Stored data
────────────────────────────────────────

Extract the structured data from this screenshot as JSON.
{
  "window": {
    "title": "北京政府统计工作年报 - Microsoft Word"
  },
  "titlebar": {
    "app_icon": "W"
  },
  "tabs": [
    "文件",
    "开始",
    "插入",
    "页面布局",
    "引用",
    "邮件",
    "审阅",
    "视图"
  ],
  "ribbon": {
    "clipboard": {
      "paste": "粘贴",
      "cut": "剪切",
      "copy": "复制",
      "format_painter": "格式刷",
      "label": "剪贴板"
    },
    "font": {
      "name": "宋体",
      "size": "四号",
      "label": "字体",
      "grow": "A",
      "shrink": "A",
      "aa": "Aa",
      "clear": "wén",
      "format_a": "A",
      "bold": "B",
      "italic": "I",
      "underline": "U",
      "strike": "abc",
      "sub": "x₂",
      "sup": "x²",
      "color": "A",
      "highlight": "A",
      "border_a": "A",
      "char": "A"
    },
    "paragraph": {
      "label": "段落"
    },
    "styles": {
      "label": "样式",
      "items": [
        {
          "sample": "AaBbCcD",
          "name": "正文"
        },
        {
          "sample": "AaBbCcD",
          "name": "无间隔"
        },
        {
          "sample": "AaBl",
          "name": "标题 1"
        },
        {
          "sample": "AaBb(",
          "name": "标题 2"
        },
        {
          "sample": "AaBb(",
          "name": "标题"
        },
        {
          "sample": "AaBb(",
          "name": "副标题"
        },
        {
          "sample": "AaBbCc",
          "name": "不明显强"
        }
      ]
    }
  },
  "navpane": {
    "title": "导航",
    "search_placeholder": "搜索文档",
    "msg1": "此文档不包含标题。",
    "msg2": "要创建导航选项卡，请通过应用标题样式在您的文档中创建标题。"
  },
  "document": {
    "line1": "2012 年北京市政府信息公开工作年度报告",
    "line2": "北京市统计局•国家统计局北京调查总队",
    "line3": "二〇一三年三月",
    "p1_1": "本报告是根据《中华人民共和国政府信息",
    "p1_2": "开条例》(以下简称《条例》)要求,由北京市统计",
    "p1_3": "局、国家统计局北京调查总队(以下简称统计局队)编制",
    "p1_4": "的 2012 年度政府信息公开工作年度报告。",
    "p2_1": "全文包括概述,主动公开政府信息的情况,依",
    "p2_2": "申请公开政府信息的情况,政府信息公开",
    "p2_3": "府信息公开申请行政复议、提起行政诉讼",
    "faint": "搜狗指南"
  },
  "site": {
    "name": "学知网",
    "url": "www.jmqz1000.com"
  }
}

────────────────────────────────────────

Where a line of the entries contains the word "国家统计局北京调查总队", copy that line.

Right answer ->
    "line2": "北京市统计局•国家统计局北京调查总队",
    "p1_3": "局、国家统计局北京调查总队(以下简称统计局队)编制",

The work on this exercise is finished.